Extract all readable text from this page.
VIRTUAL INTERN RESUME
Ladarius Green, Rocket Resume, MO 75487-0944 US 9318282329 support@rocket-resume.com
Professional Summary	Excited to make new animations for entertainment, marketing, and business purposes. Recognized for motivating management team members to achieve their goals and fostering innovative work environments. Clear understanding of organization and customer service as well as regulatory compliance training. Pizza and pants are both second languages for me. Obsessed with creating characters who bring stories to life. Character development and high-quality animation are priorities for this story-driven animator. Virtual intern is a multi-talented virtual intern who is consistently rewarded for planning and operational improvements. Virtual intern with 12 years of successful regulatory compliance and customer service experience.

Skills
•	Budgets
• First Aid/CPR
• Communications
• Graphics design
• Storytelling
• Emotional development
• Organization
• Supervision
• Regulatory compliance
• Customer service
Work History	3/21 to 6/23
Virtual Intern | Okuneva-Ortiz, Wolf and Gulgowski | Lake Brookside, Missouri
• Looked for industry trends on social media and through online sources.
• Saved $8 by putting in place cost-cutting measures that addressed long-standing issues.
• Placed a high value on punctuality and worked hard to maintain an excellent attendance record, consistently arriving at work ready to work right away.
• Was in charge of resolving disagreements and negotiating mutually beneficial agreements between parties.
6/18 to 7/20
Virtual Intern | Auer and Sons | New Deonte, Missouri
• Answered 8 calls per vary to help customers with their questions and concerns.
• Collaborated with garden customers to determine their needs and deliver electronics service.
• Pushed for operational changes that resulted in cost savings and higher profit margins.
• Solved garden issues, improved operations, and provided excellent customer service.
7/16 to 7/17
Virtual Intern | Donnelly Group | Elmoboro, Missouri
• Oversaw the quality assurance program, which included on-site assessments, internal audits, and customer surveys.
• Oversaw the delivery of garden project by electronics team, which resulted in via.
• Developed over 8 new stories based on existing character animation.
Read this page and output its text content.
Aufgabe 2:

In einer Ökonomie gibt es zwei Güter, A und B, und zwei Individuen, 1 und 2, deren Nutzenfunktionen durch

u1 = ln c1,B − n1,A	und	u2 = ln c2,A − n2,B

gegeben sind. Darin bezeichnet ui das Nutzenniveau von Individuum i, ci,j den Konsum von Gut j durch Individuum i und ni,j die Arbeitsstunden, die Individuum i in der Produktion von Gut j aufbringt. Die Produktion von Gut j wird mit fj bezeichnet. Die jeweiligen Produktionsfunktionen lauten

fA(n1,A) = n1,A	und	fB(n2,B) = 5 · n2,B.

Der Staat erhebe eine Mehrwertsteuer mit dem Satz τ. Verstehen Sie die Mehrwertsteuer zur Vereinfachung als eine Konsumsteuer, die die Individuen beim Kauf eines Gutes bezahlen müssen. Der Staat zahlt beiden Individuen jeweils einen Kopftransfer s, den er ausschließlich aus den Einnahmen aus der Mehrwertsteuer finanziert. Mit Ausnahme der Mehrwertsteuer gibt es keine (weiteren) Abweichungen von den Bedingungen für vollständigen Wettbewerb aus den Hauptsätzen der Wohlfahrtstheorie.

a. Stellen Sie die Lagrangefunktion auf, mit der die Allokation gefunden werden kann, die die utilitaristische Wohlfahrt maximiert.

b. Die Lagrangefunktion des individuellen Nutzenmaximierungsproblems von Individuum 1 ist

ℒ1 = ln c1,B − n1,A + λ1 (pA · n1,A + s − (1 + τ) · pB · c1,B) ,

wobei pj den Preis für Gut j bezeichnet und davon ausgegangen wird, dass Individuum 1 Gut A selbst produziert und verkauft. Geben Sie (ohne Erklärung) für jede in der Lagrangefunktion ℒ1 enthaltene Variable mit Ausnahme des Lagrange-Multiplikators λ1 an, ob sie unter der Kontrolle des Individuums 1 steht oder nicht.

---------------

:: Exercise requirements ::
Keep only the lines that hold the string "electronics", and copy them out.

:: Problem solution ::
• Collaborated with garden customers to determine their needs and deliver electronics service.
• Oversaw the delivery of garden project by electronics team, which resulted in via.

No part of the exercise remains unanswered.